=== Directive ===
Find the lines with the string "label" and return them.

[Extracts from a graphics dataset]
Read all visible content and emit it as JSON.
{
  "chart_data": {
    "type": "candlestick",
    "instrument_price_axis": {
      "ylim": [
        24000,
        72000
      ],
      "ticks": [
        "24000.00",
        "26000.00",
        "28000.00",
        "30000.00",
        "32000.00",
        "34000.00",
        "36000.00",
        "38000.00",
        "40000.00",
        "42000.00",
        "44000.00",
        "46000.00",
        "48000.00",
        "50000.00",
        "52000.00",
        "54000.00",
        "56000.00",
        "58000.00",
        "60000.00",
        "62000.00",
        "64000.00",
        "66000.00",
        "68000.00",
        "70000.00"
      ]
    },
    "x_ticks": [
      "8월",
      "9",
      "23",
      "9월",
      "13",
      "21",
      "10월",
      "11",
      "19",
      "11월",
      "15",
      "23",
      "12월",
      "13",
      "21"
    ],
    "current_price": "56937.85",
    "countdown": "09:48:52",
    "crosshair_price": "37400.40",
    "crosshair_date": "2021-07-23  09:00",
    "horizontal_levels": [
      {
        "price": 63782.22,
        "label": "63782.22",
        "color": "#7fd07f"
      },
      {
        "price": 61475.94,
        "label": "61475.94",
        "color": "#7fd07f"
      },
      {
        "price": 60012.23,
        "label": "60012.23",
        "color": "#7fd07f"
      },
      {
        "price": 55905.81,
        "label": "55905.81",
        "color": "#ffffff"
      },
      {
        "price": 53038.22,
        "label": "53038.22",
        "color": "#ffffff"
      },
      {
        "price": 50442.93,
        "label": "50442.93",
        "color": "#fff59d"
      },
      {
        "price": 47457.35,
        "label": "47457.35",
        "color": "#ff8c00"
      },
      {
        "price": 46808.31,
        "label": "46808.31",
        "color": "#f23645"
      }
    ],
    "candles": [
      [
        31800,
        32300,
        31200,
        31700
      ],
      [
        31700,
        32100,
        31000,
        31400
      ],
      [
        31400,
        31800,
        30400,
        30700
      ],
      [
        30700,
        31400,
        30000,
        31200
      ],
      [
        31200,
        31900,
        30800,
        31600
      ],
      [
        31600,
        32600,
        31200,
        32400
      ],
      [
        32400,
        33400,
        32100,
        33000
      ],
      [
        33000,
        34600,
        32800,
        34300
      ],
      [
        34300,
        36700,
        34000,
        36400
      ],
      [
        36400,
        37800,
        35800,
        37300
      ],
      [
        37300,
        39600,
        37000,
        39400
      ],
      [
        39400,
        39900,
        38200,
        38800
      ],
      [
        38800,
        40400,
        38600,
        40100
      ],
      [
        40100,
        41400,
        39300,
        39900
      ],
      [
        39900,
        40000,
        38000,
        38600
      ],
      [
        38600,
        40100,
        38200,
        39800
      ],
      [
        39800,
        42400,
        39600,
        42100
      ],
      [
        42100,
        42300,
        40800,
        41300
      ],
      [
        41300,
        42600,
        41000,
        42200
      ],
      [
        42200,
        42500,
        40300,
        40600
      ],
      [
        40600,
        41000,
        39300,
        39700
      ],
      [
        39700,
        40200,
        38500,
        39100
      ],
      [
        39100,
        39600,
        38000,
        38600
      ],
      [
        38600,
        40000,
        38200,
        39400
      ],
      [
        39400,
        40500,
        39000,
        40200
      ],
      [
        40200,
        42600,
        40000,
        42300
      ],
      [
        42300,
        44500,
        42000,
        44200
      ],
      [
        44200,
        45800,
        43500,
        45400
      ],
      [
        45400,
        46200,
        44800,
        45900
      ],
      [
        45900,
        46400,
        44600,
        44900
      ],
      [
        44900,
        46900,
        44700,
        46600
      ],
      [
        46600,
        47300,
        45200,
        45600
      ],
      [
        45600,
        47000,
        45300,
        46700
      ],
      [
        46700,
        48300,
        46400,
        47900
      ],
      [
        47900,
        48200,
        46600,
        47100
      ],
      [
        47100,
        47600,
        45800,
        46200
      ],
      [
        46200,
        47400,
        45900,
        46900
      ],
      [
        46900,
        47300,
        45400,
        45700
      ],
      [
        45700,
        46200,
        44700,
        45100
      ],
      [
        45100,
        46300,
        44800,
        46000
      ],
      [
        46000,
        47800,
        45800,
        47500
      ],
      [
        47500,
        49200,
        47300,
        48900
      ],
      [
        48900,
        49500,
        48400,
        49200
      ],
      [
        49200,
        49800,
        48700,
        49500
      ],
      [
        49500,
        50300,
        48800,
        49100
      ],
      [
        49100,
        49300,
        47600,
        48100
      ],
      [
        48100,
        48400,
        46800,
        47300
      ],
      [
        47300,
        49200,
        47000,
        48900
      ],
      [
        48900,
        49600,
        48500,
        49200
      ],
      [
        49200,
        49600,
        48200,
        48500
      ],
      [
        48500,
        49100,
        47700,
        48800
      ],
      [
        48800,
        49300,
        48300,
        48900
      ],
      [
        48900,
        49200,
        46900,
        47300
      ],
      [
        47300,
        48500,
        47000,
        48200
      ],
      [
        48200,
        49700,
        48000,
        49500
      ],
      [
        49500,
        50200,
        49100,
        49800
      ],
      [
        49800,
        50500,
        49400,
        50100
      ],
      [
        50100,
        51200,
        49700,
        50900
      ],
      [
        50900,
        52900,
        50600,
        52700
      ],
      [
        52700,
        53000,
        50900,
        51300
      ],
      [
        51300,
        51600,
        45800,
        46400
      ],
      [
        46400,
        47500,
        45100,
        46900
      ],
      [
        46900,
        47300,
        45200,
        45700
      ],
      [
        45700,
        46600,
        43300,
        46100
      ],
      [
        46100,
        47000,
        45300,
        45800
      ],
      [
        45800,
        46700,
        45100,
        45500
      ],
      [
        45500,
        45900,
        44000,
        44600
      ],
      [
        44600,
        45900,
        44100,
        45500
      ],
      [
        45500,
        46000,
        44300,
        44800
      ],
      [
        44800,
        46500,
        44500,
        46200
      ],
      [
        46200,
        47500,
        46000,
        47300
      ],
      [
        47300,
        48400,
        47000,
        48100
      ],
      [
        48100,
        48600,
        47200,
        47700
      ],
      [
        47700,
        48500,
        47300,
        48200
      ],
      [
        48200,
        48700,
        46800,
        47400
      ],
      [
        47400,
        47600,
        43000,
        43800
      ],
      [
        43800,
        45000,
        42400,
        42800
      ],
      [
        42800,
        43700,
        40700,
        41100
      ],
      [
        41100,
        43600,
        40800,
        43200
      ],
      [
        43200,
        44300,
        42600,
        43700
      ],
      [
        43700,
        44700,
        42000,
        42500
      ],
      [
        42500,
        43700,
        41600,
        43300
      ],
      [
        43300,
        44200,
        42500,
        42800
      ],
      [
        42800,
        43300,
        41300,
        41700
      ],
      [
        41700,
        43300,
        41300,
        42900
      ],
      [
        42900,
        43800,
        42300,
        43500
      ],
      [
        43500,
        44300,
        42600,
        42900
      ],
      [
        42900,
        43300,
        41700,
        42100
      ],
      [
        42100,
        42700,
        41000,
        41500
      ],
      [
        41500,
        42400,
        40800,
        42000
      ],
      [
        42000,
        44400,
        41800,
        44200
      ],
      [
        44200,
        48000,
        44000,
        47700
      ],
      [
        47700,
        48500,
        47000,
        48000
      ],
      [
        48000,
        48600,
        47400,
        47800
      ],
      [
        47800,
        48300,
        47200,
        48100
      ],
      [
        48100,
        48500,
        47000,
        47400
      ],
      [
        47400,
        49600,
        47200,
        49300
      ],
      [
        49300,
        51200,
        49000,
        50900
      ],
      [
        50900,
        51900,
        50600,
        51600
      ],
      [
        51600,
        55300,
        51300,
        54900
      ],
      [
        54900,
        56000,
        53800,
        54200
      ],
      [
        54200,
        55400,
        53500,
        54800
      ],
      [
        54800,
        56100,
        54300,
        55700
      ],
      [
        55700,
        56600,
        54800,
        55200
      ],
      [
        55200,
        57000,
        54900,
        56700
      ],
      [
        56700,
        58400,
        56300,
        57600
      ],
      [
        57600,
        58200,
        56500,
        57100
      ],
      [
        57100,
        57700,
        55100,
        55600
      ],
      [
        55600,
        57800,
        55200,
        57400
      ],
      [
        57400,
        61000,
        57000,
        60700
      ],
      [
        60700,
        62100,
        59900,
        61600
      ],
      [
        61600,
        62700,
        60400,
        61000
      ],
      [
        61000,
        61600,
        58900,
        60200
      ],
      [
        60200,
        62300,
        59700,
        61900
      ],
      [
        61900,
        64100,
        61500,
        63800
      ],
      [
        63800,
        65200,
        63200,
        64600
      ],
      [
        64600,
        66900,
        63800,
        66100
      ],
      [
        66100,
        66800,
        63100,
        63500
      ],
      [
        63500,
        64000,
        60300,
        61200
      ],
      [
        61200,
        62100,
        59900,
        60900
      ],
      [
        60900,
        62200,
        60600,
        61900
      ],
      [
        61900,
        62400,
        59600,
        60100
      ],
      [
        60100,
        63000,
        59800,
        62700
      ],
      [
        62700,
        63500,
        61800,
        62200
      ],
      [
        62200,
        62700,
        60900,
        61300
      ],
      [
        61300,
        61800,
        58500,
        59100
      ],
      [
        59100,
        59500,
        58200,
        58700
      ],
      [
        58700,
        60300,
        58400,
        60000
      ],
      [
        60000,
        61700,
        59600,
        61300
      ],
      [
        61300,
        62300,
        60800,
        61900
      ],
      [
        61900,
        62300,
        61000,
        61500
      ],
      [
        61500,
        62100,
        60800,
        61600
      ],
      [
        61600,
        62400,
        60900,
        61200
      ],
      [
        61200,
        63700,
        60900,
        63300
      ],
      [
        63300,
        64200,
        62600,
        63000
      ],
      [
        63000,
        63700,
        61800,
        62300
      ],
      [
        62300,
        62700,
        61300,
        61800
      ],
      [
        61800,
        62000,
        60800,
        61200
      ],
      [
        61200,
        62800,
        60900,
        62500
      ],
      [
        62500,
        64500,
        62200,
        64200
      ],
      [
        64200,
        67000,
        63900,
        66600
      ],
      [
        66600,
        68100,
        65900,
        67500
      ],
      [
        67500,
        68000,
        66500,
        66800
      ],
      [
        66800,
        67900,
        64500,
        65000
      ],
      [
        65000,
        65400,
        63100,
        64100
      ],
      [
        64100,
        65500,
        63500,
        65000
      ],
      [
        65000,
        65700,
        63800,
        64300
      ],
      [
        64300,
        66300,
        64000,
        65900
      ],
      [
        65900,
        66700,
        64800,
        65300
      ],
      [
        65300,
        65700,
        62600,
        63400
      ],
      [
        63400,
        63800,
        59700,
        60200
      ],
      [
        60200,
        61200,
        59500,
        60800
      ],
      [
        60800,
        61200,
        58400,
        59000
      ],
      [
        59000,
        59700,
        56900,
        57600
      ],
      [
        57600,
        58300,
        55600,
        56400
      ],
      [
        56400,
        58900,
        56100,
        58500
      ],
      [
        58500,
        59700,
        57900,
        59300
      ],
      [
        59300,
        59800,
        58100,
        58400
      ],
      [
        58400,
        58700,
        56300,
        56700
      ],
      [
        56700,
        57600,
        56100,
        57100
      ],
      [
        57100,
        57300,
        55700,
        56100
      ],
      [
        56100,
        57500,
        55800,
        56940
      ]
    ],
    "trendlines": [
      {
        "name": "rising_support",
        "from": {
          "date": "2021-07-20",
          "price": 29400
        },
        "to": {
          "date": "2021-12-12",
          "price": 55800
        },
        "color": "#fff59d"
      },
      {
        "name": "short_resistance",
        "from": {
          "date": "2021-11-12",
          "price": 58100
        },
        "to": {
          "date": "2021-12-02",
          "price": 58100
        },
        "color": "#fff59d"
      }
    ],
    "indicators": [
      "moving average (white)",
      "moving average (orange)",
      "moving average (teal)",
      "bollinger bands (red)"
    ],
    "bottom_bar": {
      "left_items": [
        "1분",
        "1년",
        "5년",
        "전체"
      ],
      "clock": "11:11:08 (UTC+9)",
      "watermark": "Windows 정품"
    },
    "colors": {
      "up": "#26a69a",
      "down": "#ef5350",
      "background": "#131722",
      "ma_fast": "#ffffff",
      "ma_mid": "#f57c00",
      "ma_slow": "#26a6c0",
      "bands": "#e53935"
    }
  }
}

=== Answer to the exercise ===
        "label": "63782.22",
        "label": "61475.94",
        "label": "60012.23",
        "label": "55905.81",
        "label": "53038.22",
        "label": "50442.93",
        "label": "47457.35",
        "label": "46808.31",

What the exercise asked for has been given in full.